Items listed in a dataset
++++++++++++++++++++

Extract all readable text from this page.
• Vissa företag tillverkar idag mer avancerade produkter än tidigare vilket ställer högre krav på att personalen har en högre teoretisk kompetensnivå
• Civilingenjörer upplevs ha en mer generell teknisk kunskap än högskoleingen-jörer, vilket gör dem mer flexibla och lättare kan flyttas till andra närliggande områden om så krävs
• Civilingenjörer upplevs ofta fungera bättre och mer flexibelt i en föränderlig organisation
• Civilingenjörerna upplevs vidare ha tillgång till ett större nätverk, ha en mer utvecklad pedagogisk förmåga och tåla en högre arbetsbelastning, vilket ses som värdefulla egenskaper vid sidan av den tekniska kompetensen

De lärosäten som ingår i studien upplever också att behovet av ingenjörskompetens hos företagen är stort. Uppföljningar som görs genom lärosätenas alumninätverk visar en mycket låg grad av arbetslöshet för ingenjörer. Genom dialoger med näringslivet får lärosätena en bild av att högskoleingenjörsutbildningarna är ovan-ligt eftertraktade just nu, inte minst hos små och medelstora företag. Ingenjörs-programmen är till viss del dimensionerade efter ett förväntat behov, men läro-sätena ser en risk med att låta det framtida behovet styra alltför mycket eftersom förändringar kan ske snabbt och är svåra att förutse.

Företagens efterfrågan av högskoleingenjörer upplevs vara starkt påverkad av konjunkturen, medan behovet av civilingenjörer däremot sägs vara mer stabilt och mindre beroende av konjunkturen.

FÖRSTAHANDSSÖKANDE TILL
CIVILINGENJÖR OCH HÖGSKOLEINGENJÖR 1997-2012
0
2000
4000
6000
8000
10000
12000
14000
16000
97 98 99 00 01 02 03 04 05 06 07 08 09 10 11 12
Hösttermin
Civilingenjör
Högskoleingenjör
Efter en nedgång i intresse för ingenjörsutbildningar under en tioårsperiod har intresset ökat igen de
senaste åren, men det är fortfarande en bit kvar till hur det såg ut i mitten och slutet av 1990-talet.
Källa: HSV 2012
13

++++++++++++++++++++

§ Your objective:
Give the data again, exactly as it stands.

§ Problem solution:
Extract all readable text from this page.
• Vissa företag tillverkar idag mer avancerade produkter än tidigare vilket ställer högre krav på att personalen har en högre teoretisk kompetensnivå
• Civilingenjörer upplevs ha en mer generell teknisk kunskap än högskoleingen-jörer, vilket gör dem mer flexibla och lättare kan flyttas till andra närliggande områden om så krävs
• Civilingenjörer upplevs ofta fungera bättre och mer flexibelt i en föränderlig organisation
• Civilingenjörerna upplevs vidare ha tillgång till ett större nätverk, ha en mer utvecklad pedagogisk förmåga och tåla en högre arbetsbelastning, vilket ses som värdefulla egenskaper vid sidan av den tekniska kompetensen

De lärosäten som ingår i studien upplever också att behovet av ingenjörskompetens hos företagen är stort. Uppföljningar som görs genom lärosätenas alumninätverk visar en mycket låg grad av arbetslöshet för ingenjörer. Genom dialoger med näringslivet får lärosätena en bild av att högskoleingenjörsutbildningarna är ovan-ligt eftertraktade just nu, inte minst hos små och medelstora företag. Ingenjörs-programmen är till viss del dimensionerade efter ett förväntat behov, men läro-sätena ser en risk med att låta det framtida behovet styra alltför mycket eftersom förändringar kan ske snabbt och är svåra att förutse.

Företagens efterfrågan av högskoleingenjörer upplevs vara starkt påverkad av konjunkturen, medan behovet av civilingenjörer däremot sägs vara mer stabilt och mindre beroende av konjunkturen.

FÖRSTAHANDSSÖKANDE TILL
CIVILINGENJÖR OCH HÖGSKOLEINGENJÖR 1997-2012
0
2000
4000
6000
8000
10000
12000
14000
16000
97 98 99 00 01 02 03 04 05 06 07 08 09 10 11 12
Hösttermin
Civilingenjör
Högskoleingenjör
Efter en nedgång i intresse för ingenjörsutbildningar under en tioårsperiod har intresset ökat igen de
senaste åren, men det är fortfarande en bit kvar till hur det såg ut i mitten och slutet av 1990-talet.
Källa: HSV 2012
13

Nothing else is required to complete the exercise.